START

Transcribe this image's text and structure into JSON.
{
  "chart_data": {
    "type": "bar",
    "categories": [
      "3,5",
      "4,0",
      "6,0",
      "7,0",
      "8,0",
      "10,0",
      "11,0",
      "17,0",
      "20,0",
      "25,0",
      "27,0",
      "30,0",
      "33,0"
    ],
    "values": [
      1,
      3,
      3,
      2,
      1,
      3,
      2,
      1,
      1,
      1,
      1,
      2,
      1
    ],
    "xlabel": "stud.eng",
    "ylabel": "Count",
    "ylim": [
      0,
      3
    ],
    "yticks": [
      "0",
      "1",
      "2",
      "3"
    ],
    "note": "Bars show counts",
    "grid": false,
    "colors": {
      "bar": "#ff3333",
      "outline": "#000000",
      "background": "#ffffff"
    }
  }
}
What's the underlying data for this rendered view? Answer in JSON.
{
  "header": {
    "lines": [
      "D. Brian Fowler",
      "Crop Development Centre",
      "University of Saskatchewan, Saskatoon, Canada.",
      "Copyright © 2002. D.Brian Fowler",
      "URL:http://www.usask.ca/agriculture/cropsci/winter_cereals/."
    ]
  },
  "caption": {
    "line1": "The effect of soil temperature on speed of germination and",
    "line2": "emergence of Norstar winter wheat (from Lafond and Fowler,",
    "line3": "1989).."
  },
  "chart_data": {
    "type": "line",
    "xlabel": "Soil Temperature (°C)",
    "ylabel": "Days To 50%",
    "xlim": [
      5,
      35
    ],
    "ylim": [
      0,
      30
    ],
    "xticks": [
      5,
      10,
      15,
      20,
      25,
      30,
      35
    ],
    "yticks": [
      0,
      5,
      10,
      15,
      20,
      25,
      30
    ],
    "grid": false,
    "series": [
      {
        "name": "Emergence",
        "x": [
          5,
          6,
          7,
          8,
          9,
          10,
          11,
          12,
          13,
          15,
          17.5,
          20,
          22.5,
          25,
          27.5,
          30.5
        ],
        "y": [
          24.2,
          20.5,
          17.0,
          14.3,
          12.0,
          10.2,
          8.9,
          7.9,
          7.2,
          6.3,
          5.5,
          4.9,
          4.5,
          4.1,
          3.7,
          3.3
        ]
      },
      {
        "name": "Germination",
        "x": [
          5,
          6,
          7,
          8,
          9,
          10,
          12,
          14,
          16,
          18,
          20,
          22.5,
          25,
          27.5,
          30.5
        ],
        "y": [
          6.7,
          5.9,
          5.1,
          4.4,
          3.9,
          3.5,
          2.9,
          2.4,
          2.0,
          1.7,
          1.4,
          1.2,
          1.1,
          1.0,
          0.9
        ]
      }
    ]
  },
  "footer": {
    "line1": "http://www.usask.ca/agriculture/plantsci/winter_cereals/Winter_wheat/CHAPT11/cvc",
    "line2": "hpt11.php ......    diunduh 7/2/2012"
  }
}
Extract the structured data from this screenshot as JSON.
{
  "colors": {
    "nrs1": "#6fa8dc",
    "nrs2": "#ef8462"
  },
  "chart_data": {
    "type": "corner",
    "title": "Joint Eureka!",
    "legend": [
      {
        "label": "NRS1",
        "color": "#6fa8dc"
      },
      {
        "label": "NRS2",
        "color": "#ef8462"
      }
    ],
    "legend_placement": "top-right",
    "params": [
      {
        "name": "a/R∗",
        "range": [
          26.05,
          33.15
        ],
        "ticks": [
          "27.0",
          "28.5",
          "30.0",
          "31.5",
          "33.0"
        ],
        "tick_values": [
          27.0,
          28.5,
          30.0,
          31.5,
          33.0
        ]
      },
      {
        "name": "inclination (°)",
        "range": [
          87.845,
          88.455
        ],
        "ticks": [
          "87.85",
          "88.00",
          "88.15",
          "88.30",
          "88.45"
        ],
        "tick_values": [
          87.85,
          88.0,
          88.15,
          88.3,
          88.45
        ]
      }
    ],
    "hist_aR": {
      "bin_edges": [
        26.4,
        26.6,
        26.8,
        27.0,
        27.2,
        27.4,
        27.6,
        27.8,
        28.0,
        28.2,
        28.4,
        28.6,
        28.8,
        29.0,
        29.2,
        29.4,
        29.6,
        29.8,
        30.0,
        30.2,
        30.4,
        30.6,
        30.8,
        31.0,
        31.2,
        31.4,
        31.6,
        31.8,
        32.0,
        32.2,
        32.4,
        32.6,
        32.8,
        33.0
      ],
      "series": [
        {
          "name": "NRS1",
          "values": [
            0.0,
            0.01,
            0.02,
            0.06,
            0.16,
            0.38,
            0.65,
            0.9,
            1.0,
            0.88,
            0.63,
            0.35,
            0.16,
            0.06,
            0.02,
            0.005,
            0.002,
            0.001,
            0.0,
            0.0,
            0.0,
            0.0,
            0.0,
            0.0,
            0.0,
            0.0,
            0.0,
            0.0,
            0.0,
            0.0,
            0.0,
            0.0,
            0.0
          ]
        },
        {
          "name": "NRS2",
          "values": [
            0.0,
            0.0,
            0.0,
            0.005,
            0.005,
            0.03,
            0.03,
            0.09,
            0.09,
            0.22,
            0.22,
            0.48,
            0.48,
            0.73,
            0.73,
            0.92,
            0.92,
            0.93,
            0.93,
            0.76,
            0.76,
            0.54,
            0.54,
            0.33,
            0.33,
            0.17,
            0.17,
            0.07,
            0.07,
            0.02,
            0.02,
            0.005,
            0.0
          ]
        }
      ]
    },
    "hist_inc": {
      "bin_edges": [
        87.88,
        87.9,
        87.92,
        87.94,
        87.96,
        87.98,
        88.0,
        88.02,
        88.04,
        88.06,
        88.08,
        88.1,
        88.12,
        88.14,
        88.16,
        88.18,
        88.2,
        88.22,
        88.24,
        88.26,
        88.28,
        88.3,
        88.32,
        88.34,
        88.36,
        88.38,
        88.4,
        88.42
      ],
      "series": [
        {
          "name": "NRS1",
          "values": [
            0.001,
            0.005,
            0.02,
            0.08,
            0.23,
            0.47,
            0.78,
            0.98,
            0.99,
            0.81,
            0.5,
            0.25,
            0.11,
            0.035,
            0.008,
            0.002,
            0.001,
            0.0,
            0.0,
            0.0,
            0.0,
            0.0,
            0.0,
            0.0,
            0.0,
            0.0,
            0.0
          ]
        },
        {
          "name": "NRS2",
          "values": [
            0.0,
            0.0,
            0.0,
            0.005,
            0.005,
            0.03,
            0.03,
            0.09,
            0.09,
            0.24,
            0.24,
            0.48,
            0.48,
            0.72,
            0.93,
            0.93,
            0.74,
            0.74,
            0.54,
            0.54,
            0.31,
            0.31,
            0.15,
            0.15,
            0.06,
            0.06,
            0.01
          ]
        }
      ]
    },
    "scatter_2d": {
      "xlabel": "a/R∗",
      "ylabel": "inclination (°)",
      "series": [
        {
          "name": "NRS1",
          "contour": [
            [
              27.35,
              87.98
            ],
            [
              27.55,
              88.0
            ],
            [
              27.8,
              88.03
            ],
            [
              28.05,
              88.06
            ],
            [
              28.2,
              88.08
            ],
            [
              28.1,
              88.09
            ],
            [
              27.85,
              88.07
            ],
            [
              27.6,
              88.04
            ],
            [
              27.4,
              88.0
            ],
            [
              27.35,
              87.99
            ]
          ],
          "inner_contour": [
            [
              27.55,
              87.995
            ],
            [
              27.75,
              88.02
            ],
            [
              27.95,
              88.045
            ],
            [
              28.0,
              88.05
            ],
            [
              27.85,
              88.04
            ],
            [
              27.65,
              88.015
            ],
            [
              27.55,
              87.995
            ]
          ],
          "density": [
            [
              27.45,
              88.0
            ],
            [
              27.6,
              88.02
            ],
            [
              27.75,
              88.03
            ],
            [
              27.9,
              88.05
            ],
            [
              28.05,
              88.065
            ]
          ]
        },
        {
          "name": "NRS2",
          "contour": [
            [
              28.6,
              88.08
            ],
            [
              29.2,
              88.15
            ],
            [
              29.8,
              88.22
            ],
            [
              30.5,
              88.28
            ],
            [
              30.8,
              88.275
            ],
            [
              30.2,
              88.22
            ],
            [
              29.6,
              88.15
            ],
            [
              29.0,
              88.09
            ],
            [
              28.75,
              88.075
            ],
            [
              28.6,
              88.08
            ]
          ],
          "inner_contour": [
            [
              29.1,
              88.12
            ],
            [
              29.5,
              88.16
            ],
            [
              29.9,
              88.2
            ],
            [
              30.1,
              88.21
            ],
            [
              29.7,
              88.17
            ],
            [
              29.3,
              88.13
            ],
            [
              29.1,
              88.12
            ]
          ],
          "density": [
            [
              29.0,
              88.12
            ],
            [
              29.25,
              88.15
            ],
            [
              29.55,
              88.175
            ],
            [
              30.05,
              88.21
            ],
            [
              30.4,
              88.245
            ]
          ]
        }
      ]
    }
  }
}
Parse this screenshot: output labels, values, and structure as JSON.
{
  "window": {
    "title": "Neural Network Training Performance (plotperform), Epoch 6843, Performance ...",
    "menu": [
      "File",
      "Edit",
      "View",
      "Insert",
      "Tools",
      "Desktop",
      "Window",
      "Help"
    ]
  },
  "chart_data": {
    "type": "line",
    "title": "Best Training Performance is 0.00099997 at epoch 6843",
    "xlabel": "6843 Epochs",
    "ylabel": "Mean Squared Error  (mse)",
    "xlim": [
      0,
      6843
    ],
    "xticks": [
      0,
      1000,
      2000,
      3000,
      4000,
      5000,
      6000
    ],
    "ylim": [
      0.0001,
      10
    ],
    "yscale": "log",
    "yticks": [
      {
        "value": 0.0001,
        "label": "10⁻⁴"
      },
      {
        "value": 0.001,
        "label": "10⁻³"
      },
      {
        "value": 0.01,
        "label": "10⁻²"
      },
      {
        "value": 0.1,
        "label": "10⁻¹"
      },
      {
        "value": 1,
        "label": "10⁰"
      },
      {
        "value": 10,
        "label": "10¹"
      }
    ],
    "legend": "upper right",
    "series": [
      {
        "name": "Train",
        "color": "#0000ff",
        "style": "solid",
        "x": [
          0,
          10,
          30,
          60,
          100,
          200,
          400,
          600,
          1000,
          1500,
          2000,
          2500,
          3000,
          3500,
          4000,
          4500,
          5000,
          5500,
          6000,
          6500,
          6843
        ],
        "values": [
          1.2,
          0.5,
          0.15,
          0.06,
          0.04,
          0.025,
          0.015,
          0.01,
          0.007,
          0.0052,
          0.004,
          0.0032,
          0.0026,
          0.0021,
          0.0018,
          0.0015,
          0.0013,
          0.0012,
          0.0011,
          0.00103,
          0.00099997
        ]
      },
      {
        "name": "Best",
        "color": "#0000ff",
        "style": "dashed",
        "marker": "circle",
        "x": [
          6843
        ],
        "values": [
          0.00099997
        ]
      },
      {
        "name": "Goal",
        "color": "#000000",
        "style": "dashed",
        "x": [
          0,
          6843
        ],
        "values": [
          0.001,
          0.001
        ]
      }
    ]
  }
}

END

Exercise details :: Reply with nothing except the number of lines in the listing above that include "inclination".

Written answer :: 2